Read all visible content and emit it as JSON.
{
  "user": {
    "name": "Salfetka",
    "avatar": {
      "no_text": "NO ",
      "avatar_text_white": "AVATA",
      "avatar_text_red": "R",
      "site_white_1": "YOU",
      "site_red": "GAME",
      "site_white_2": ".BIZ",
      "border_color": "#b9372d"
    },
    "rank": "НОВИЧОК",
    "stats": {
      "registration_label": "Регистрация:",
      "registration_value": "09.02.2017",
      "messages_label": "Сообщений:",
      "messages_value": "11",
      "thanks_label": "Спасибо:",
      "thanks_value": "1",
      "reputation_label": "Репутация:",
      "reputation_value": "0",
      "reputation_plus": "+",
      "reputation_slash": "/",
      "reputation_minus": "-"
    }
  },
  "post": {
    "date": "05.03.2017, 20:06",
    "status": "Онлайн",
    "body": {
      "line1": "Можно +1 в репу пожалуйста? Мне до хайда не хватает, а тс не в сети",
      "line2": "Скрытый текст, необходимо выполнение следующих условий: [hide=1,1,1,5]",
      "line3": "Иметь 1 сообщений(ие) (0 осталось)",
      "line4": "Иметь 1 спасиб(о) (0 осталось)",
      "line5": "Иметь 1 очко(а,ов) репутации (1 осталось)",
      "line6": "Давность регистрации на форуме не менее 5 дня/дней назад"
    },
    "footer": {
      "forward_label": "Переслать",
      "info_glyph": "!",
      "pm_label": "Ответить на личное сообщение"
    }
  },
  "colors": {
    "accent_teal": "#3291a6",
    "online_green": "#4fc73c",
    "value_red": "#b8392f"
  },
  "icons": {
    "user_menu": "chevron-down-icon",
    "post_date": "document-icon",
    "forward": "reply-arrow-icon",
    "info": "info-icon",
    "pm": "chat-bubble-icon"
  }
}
○ ○ ○ ○
**Request**
Return all of the above records exactly, leaving no line out.

**Exercise response**
Read all visible content and emit it as JSON.
{
  "user": {
    "name": "Salfetka",
    "avatar": {
      "no_text": "NO ",
      "avatar_text_white": "AVATA",
      "avatar_text_red": "R",
      "site_white_1": "YOU",
      "site_red": "GAME",
      "site_white_2": ".BIZ",
      "border_color": "#b9372d"
    },
    "rank": "НОВИЧОК",
    "stats": {
      "registration_label": "Регистрация:",
      "registration_value": "09.02.2017",
      "messages_label": "Сообщений:",
      "messages_value": "11",
      "thanks_label": "Спасибо:",
      "thanks_value": "1",
      "reputation_label": "Репутация:",
      "reputation_value": "0",
      "reputation_plus": "+",
      "reputation_slash": "/",
      "reputation_minus": "-"
    }
  },
  "post": {
    "date": "05.03.2017, 20:06",
    "status": "Онлайн",
    "body": {
      "line1": "Можно +1 в репу пожалуйста? Мне до хайда не хватает, а тс не в сети",
      "line2": "Скрытый текст, необходимо выполнение следующих условий: [hide=1,1,1,5]",
      "line3": "Иметь 1 сообщений(ие) (0 осталось)",
      "line4": "Иметь 1 спасиб(о) (0 осталось)",
      "line5": "Иметь 1 очко(а,ов) репутации (1 осталось)",
      "line6": "Давность регистрации на форуме не менее 5 дня/дней назад"
    },
    "footer": {
      "forward_label": "Переслать",
      "info_glyph": "!",
      "pm_label": "Ответить на личное сообщение"
    }
  },
  "colors": {
    "accent_teal": "#3291a6",
    "online_green": "#4fc73c",
    "value_red": "#b8392f"
  },
  "icons": {
    "user_menu": "chevron-down-icon",
    "post_date": "document-icon",
    "forward": "reply-arrow-icon",
    "info": "info-icon",
    "pm": "chat-bubble-icon"
  }
}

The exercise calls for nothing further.